[begin DATA SUPPLIED]

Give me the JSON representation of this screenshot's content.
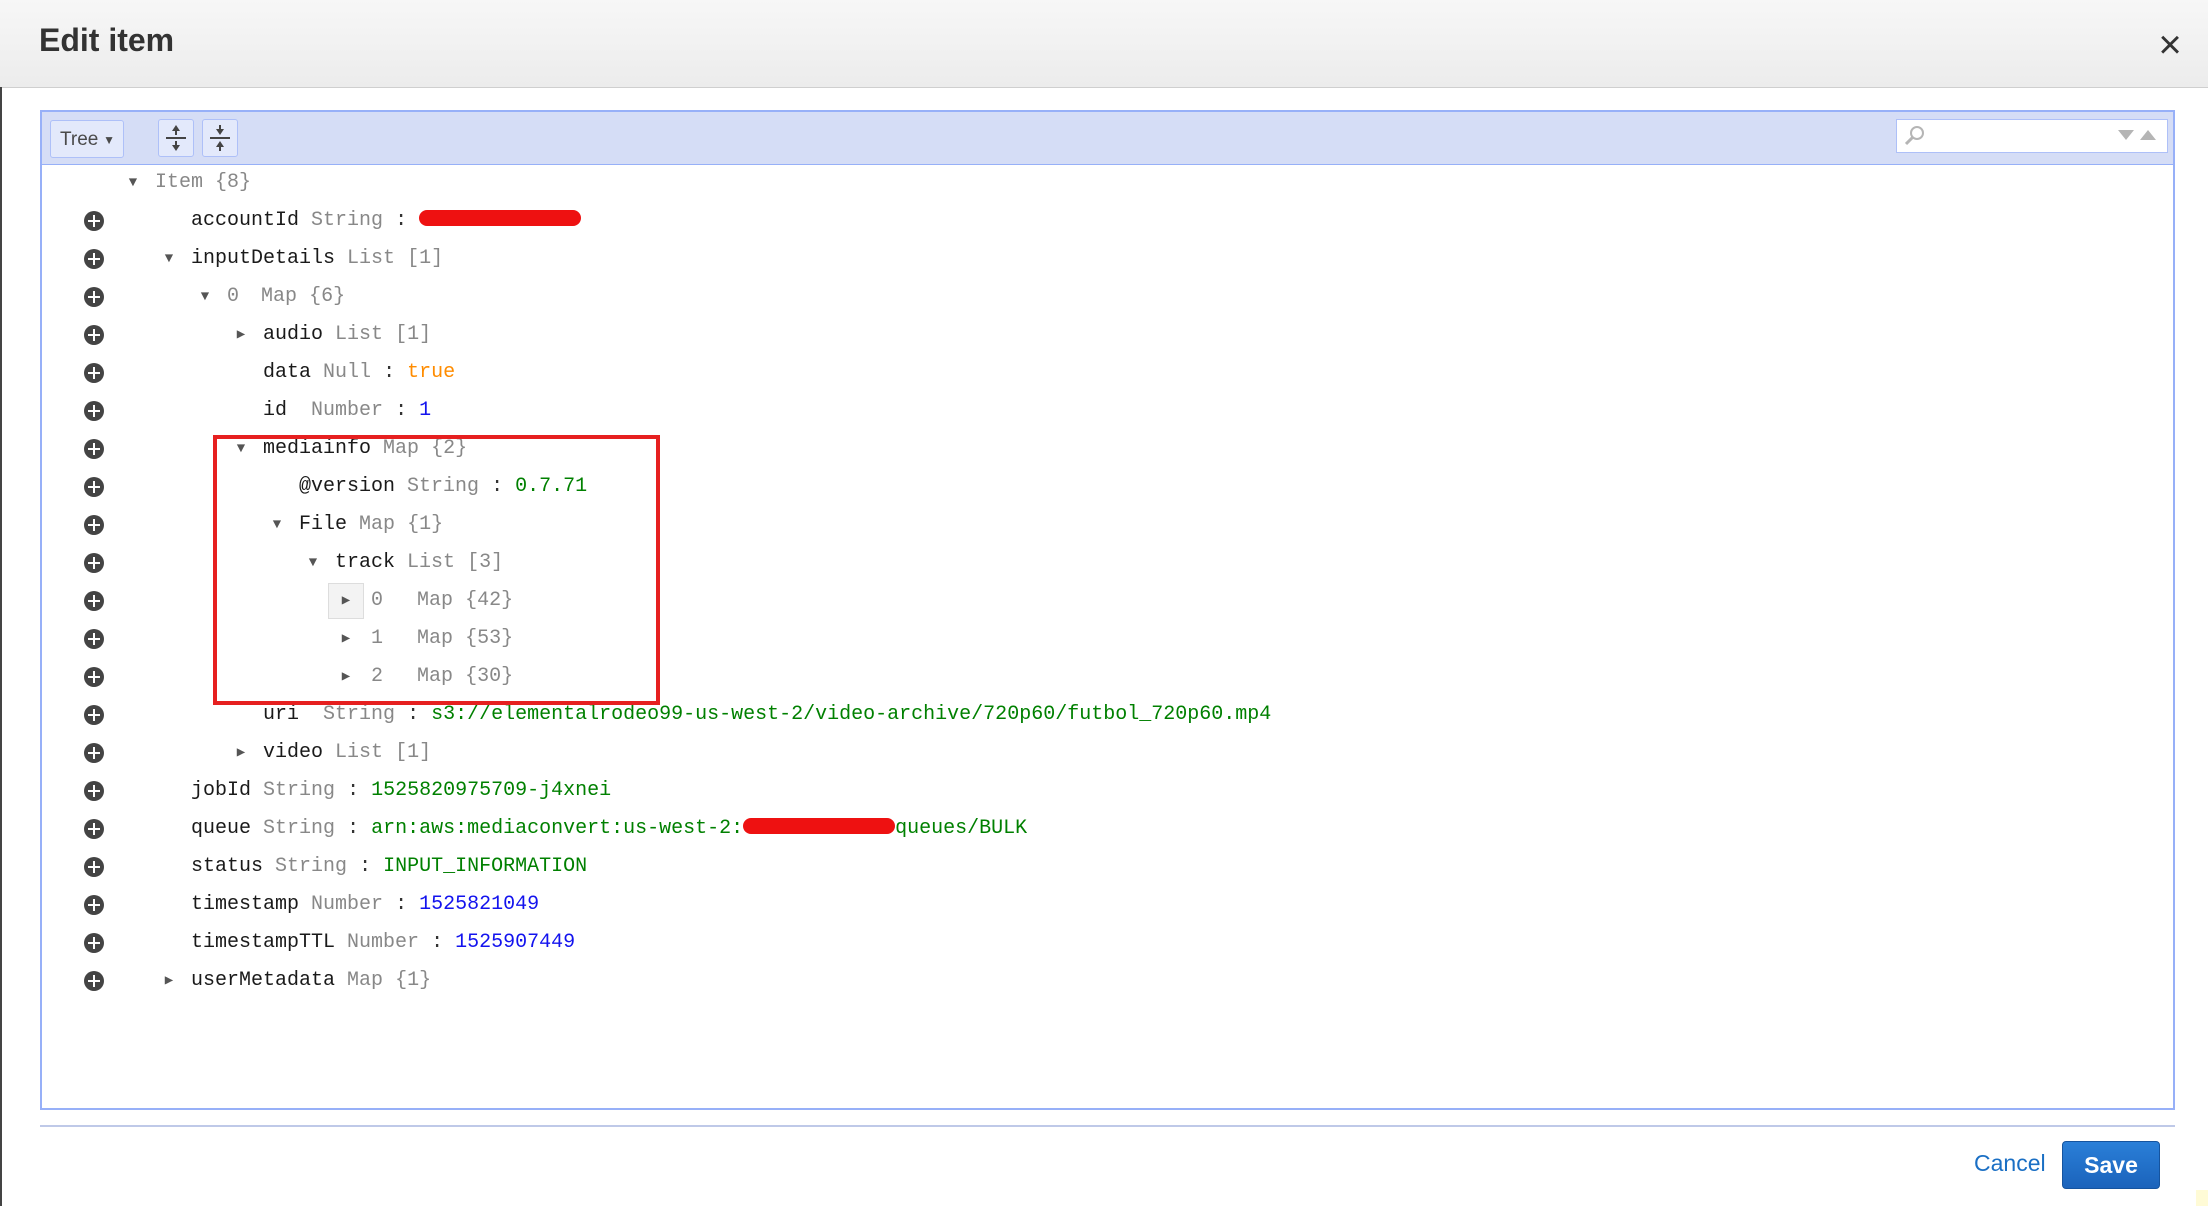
{
  "modal": {
    "title": "Edit item",
    "close_icon": "×"
  },
  "toolbar": {
    "mode_label": "Tree",
    "expand_all_icon": "expand-all-icon",
    "collapse_all_icon": "collapse-all-icon",
    "search_placeholder": ""
  },
  "tree": {
    "root_label": "Item",
    "root_count": "{8}",
    "rows": [
      {
        "key": "accountId",
        "type": "String",
        "value_kind": "redacted"
      },
      {
        "key": "inputDetails",
        "type": "List",
        "count": "[1]"
      },
      {
        "key": "0",
        "type": "Map",
        "count": "{6}"
      },
      {
        "key": "audio",
        "type": "List",
        "count": "[1]"
      },
      {
        "key": "data",
        "type": "Null",
        "value": "true"
      },
      {
        "key": "id",
        "type": "Number",
        "value": "1"
      },
      {
        "key": "mediainfo",
        "type": "Map",
        "count": "{2}"
      },
      {
        "key": "@version",
        "type": "String",
        "value": "0.7.71"
      },
      {
        "key": "File",
        "type": "Map",
        "count": "{1}"
      },
      {
        "key": "track",
        "type": "List",
        "count": "[3]"
      },
      {
        "key": "0",
        "type": "Map",
        "count": "{42}"
      },
      {
        "key": "1",
        "type": "Map",
        "count": "{53}"
      },
      {
        "key": "2",
        "type": "Map",
        "count": "{30}"
      },
      {
        "key": "uri",
        "type": "String",
        "value": "s3://elementalrodeo99-us-west-2/video-archive/720p60/futbol_720p60.mp4"
      },
      {
        "key": "video",
        "type": "List",
        "count": "[1]"
      },
      {
        "key": "jobId",
        "type": "String",
        "value": "1525820975709-j4xnei"
      },
      {
        "key": "queue",
        "type": "String",
        "value_prefix": "arn:aws:mediaconvert:us-west-2:",
        "value_suffix": "queues/BULK"
      },
      {
        "key": "status",
        "type": "String",
        "value": "INPUT_INFORMATION"
      },
      {
        "key": "timestamp",
        "type": "Number",
        "value": "1525821049"
      },
      {
        "key": "timestampTTL",
        "type": "Number",
        "value": "1525907449"
      },
      {
        "key": "userMetadata",
        "type": "Map",
        "count": "{1}"
      }
    ],
    "separator": ":"
  },
  "footer": {
    "cancel_label": "Cancel",
    "save_label": "Save"
  },
  "colors": {
    "string_value": "#008000",
    "number_value": "#1313ee",
    "boolean_value": "#ff8c00",
    "annotation_box": "#e62020",
    "redaction": "#ee1111",
    "save_button": "#1b63bb"
  }
}
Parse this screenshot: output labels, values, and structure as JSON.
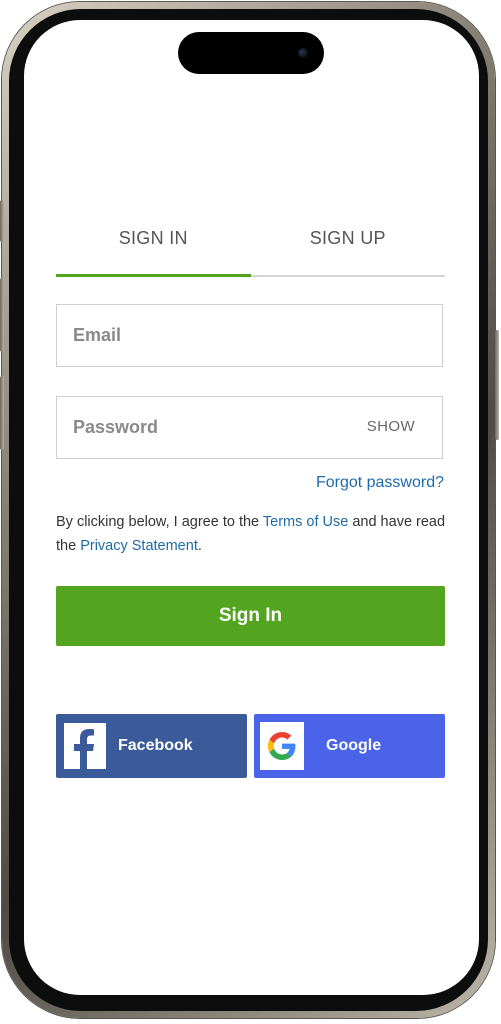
{
  "auth": {
    "tabs": [
      {
        "label": "SIGN IN",
        "active": true
      },
      {
        "label": "SIGN UP",
        "active": false
      }
    ],
    "email": {
      "placeholder": "Email",
      "value": ""
    },
    "password": {
      "placeholder": "Password",
      "value": "",
      "show_label": "SHOW"
    },
    "forgot_label": "Forgot password?",
    "terms": {
      "prefix": "By clicking below, I agree to the ",
      "terms_link": "Terms of Use",
      "middle": " and have read the ",
      "privacy_link": "Privacy Statement",
      "suffix": "."
    },
    "signin_label": "Sign In",
    "social": {
      "facebook_label": "Facebook",
      "google_label": "Google"
    }
  },
  "colors": {
    "accent_green": "#53a51f",
    "link_blue": "#1e6aa8",
    "facebook_blue": "#3b5a9a",
    "google_blue": "#4a63e8"
  },
  "icons": [
    "facebook-logo-icon",
    "google-logo-icon",
    "camera-icon"
  ]
}
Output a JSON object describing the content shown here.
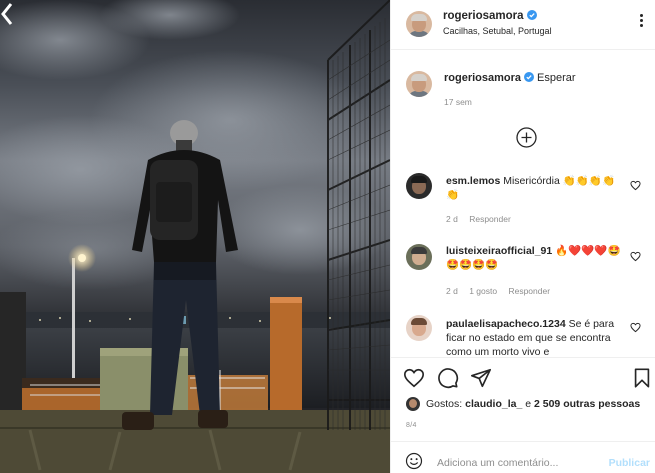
{
  "post": {
    "username": "rogeriosamora",
    "location": "Cacilhas, Setubal, Portugal",
    "caption_user": "rogeriosamora",
    "caption_text": "Esperar",
    "caption_time": "17 sem"
  },
  "comments": [
    {
      "user": "esm.lemos",
      "text": "Misericórdia 👏👏👏👏👏",
      "time": "2 d",
      "likes": "",
      "reply": "Responder"
    },
    {
      "user": "luisteixeiraofficial_91",
      "text": "🔥❤️❤️❤️🤩🤩🤩🤩🤩",
      "time": "2 d",
      "likes": "1 gosto",
      "reply": "Responder"
    },
    {
      "user": "paulaelisapacheco.1234",
      "text": "Se é para ficar no estado em que se encontra como um morto vivo e",
      "time": "",
      "likes": "",
      "reply": ""
    }
  ],
  "likes": {
    "prefix": "Gostos:",
    "user": "claudio_la_",
    "conj": "e",
    "count": "2 509 outras pessoas"
  },
  "date": "8/4",
  "add_comment": {
    "placeholder": "Adiciona um comentário...",
    "publish": "Publicar"
  },
  "colors": {
    "verified": "#3897f0",
    "publish": "#b2dffc",
    "meta": "#8e8e8e",
    "text": "#262626"
  },
  "icons": [
    "verified-icon",
    "more-options-icon",
    "load-more-icon",
    "heart-icon",
    "comment-icon",
    "share-icon",
    "bookmark-icon",
    "emoji-icon",
    "chevron-left-icon"
  ]
}
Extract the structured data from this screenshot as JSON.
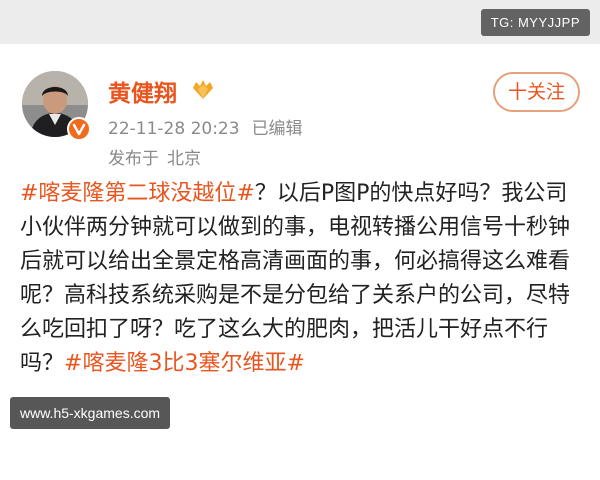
{
  "watermarks": {
    "top_right": "TG: MYYJJPP",
    "bottom_left": "www.h5-xkgames.com"
  },
  "post": {
    "author": {
      "name": "黄健翔",
      "avatar_icon": "avatar-photo",
      "verified_icon": "verified-badge-icon",
      "vip_icon": "vip-icon"
    },
    "timestamp": "22-11-28 20:23",
    "edited_label": "已编辑",
    "location_prefix": "发布于",
    "location": "北京",
    "follow_label": "十关注",
    "content": {
      "hashtag_1": "#喀麦隆第二球没越位#",
      "text": "？以后P图P的快点好吗？我公司小伙伴两分钟就可以做到的事，电视转播公用信号十秒钟后就可以给出全景定格高清画面的事，何必搞得这么难看呢？高科技系统采购是不是分包给了关系户的公司，尽特么吃回扣了呀？吃了这么大的肥肉，把活儿干好点不行吗？",
      "hashtag_2": "#喀麦隆3比3塞尔维亚#"
    }
  },
  "colors": {
    "accent": "#e8551f",
    "meta_text": "#8a8a8a",
    "body_text": "#222222",
    "top_strip": "#ececec"
  }
}
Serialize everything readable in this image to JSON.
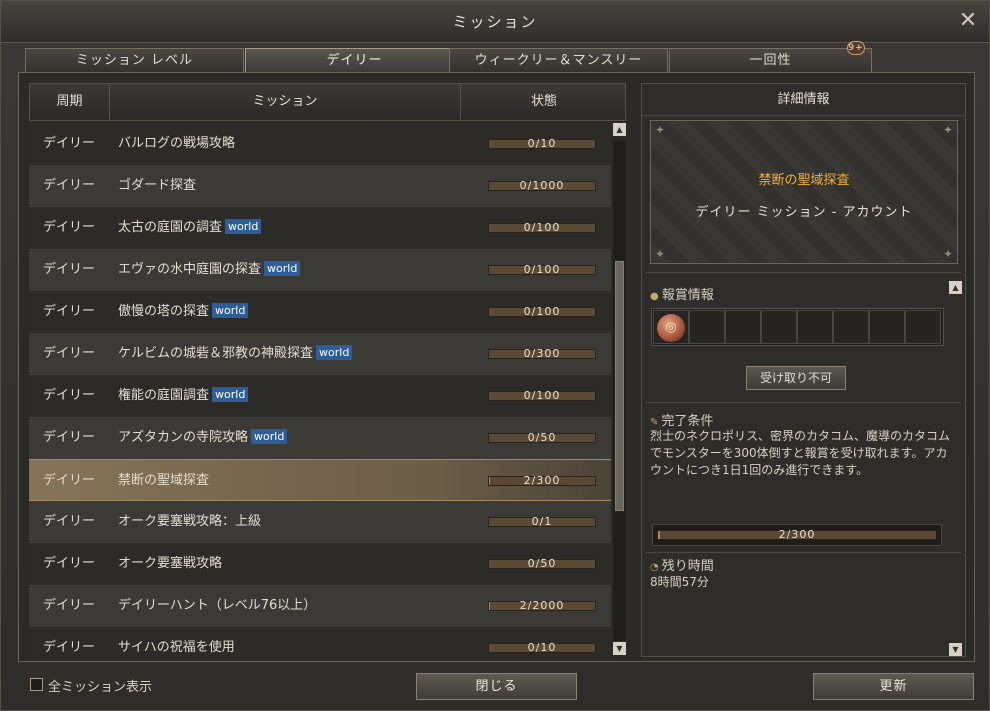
{
  "window": {
    "title": "ミッション",
    "close_glyph": "✕"
  },
  "tabs": [
    {
      "label": "ミッション レベル"
    },
    {
      "label": "デイリー"
    },
    {
      "label": "ウィークリー＆マンスリー"
    },
    {
      "label": "一回性",
      "badge": "9+"
    }
  ],
  "table": {
    "headers": [
      "周期",
      "ミッション",
      "状態"
    ],
    "rows": [
      {
        "period": "デイリー",
        "name": "バルログの戦場攻略",
        "world": "",
        "progress": "0/10",
        "ratio": 0
      },
      {
        "period": "デイリー",
        "name": "ゴダード探査",
        "world": "",
        "progress": "0/1000",
        "ratio": 0
      },
      {
        "period": "デイリー",
        "name": "太古の庭園の調査",
        "world": "world",
        "progress": "0/100",
        "ratio": 0
      },
      {
        "period": "デイリー",
        "name": "エヴァの水中庭園の探査",
        "world": "world",
        "progress": "0/100",
        "ratio": 0
      },
      {
        "period": "デイリー",
        "name": "傲慢の塔の探査",
        "world": "world",
        "progress": "0/100",
        "ratio": 0
      },
      {
        "period": "デイリー",
        "name": "ケルビムの城砦＆邪教の神殿探査",
        "world": "world",
        "progress": "0/300",
        "ratio": 0
      },
      {
        "period": "デイリー",
        "name": "権能の庭園調査",
        "world": "world",
        "progress": "0/100",
        "ratio": 0
      },
      {
        "period": "デイリー",
        "name": "アズタカンの寺院攻略",
        "world": "world",
        "progress": "0/50",
        "ratio": 0
      },
      {
        "period": "デイリー",
        "name": "禁断の聖域探査",
        "world": "",
        "progress": "2/300",
        "ratio": 0.0067
      },
      {
        "period": "デイリー",
        "name": "オーク要塞戦攻略：上級",
        "world": "",
        "progress": "0/1",
        "ratio": 0
      },
      {
        "period": "デイリー",
        "name": "オーク要塞戦攻略",
        "world": "",
        "progress": "0/50",
        "ratio": 0
      },
      {
        "period": "デイリー",
        "name": "デイリーハント（レベル76以上）",
        "world": "",
        "progress": "2/2000",
        "ratio": 0.001
      },
      {
        "period": "デイリー",
        "name": "サイハの祝福を使用",
        "world": "",
        "progress": "0/10",
        "ratio": 0
      }
    ]
  },
  "detail": {
    "title": "詳細情報",
    "mission_name": "禁断の聖域探査",
    "mission_type": "デイリー ミッション - アカウント",
    "reward_label": "報賞情報",
    "claim_label": "受け取り不可",
    "condition_label": "完了条件",
    "condition_text": "烈士のネクロポリス、密界のカタコム、魔導のカタコムでモンスターを300体倒すと報賞を受け取れます。アカウントにつき1日1回のみ進行できます。",
    "progress": "2/300",
    "progress_ratio": 0.0067,
    "time_label": "残り時間",
    "time_value": "8時間57分"
  },
  "footer": {
    "show_all_label": "全ミッション表示",
    "close_label": "閉じる",
    "refresh_label": "更新"
  },
  "colors": {
    "accent_gold": "#f0b030",
    "world_tag": "#2d5e99"
  },
  "icons": [
    "close-icon",
    "scroll-up-icon",
    "scroll-down-icon",
    "reward-item-icon",
    "coin-icon",
    "scroll-icon",
    "clock-icon"
  ]
}
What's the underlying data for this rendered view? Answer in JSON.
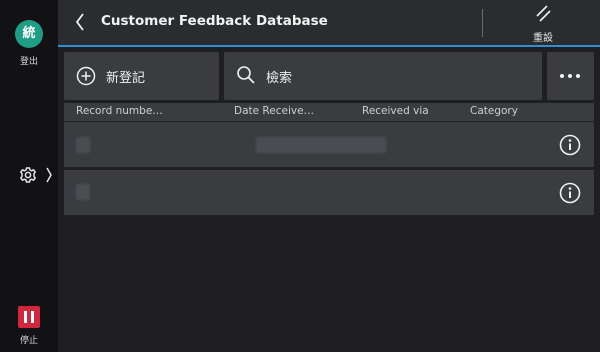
{
  "rail": {
    "user": {
      "initial": "統",
      "label": "登出"
    },
    "stop": {
      "label": "停止"
    },
    "stop_color": "#d2263f",
    "user_color": "#1f9e86"
  },
  "header": {
    "title": "Customer Feedback Database",
    "reset_label": "重設",
    "accent_color": "#2d8fd6"
  },
  "toolbar": {
    "new_label": "新登記",
    "search_label": "檢索"
  },
  "table": {
    "columns": [
      "Record numbe…",
      "Date Receive…",
      "Received via",
      "Category"
    ],
    "rows": [
      {
        "content": "redacted"
      },
      {
        "content": "redacted"
      }
    ]
  }
}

[end DATA SUPPLIED]

> [PROBLEM DETAILS]
Gather each line from the entries above that includes the word "badge".

> [PROBLEM SOLUTION]
      "verified_icon": "verified-badge-icon",
      "badge": "9+"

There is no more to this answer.